== Recorded information
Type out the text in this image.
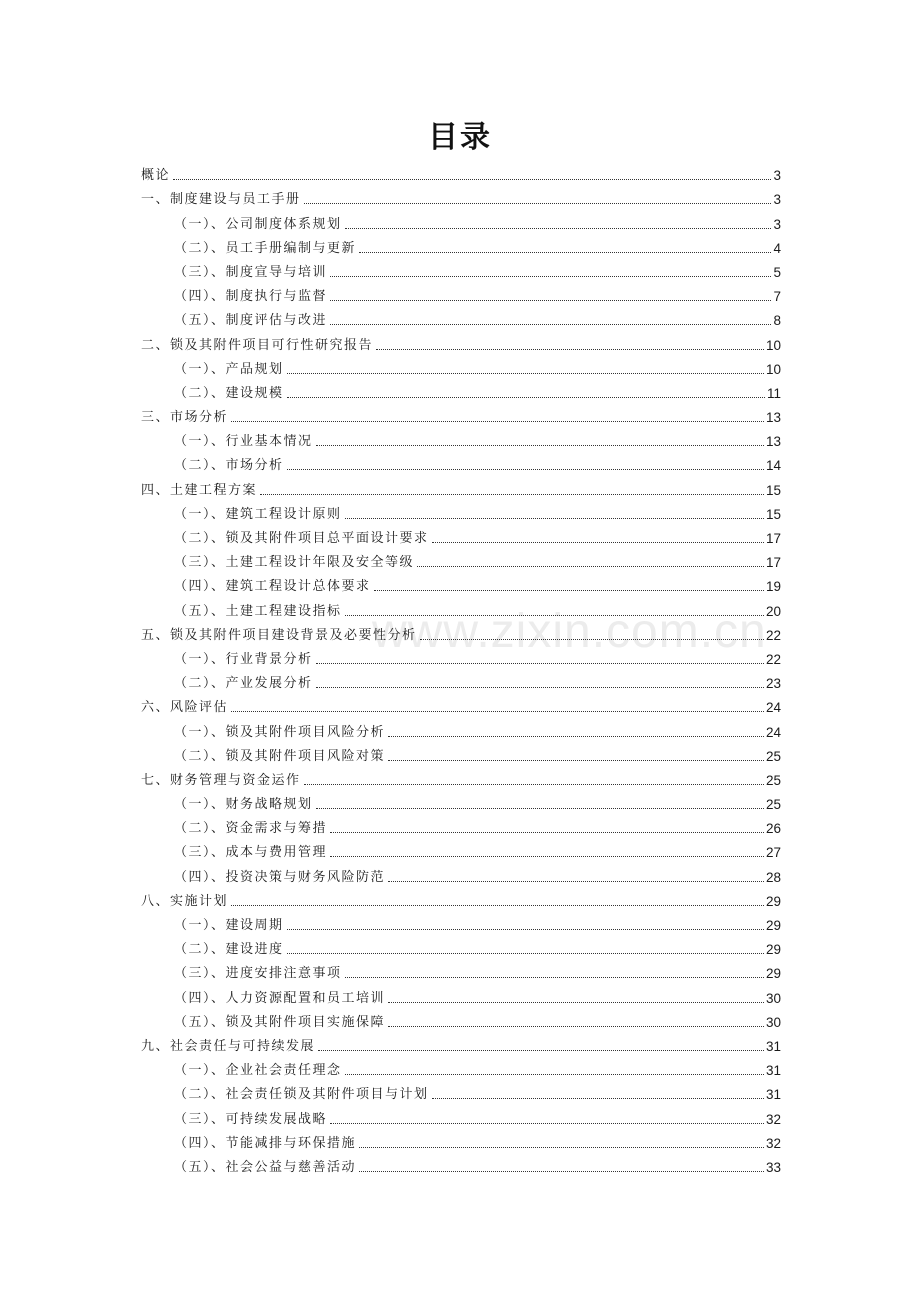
目录
www.zixin.com.cn
概论	3
一、制度建设与员工手册	3
（一）、公司制度体系规划	3
（二）、员工手册编制与更新	4
（三）、制度宣导与培训	5
（四）、制度执行与监督	7
（五）、制度评估与改进	8
二、锁及其附件项目可行性研究报告	10
（一）、产品规划	10
（二）、建设规模	11
三、市场分析	13
（一）、行业基本情况	13
（二）、市场分析	14
四、土建工程方案	15
（一）、建筑工程设计原则	15
（二）、锁及其附件项目总平面设计要求	17
（三）、土建工程设计年限及安全等级	17
（四）、建筑工程设计总体要求	19
（五）、土建工程建设指标	20
五、锁及其附件项目建设背景及必要性分析	22
（一）、行业背景分析	22
（二）、产业发展分析	23
六、风险评估	24
（一）、锁及其附件项目风险分析	24
（二）、锁及其附件项目风险对策	25
七、财务管理与资金运作	25
（一）、财务战略规划	25
（二）、资金需求与筹措	26
（三）、成本与费用管理	27
（四）、投资决策与财务风险防范	28
八、实施计划	29
（一）、建设周期	29
（二）、建设进度	29
（三）、进度安排注意事项	29
（四）、人力资源配置和员工培训	30
（五）、锁及其附件项目实施保障	30
九、社会责任与可持续发展	31
（一）、企业社会责任理念	31
（二）、社会责任锁及其附件项目与计划	31
（三）、可持续发展战略	32
（四）、节能减排与环保措施	32
（五）、社会公益与慈善活动	33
====
• **Request**
Exclude the images, then output the data above word for word.

• **Response**
Type out the text in this image.
目录
www.zixin.com.cn
概论	3
一、制度建设与员工手册	3
（一）、公司制度体系规划	3
（二）、员工手册编制与更新	4
（三）、制度宣导与培训	5
（四）、制度执行与监督	7
（五）、制度评估与改进	8
二、锁及其附件项目可行性研究报告	10
（一）、产品规划	10
（二）、建设规模	11
三、市场分析	13
（一）、行业基本情况	13
（二）、市场分析	14
四、土建工程方案	15
（一）、建筑工程设计原则	15
（二）、锁及其附件项目总平面设计要求	17
（三）、土建工程设计年限及安全等级	17
（四）、建筑工程设计总体要求	19
（五）、土建工程建设指标	20
五、锁及其附件项目建设背景及必要性分析	22
（一）、行业背景分析	22
（二）、产业发展分析	23
六、风险评估	24
（一）、锁及其附件项目风险分析	24
（二）、锁及其附件项目风险对策	25
七、财务管理与资金运作	25
（一）、财务战略规划	25
（二）、资金需求与筹措	26
（三）、成本与费用管理	27
（四）、投资决策与财务风险防范	28
八、实施计划	29
（一）、建设周期	29
（二）、建设进度	29
（三）、进度安排注意事项	29
（四）、人力资源配置和员工培训	30
（五）、锁及其附件项目实施保障	30
九、社会责任与可持续发展	31
（一）、企业社会责任理念	31
（二）、社会责任锁及其附件项目与计划	31
（三）、可持续发展战略	32
（四）、节能减排与环保措施	32
（五）、社会公益与慈善活动	33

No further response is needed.